(begin)

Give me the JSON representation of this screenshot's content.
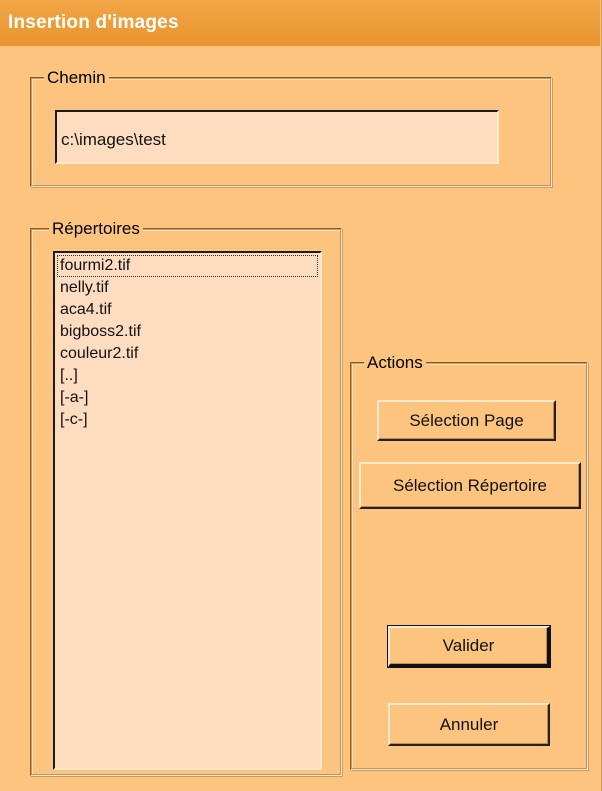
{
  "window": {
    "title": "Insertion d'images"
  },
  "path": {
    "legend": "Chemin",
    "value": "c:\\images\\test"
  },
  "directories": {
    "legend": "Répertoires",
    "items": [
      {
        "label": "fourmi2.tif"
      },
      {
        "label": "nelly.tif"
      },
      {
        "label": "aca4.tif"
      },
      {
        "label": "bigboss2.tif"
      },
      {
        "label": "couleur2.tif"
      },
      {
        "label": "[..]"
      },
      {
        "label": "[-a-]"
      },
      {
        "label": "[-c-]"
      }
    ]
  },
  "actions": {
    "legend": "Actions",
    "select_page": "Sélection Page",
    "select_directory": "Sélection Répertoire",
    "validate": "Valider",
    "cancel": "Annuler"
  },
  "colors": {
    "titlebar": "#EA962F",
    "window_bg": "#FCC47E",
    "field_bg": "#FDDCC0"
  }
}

(end)

Given problem
Which lines hold the word "Sélection"? Return all of them from the records above.

The completed task
    "select_page": "Sélection Page",
    "select_directory": "Sélection Répertoire",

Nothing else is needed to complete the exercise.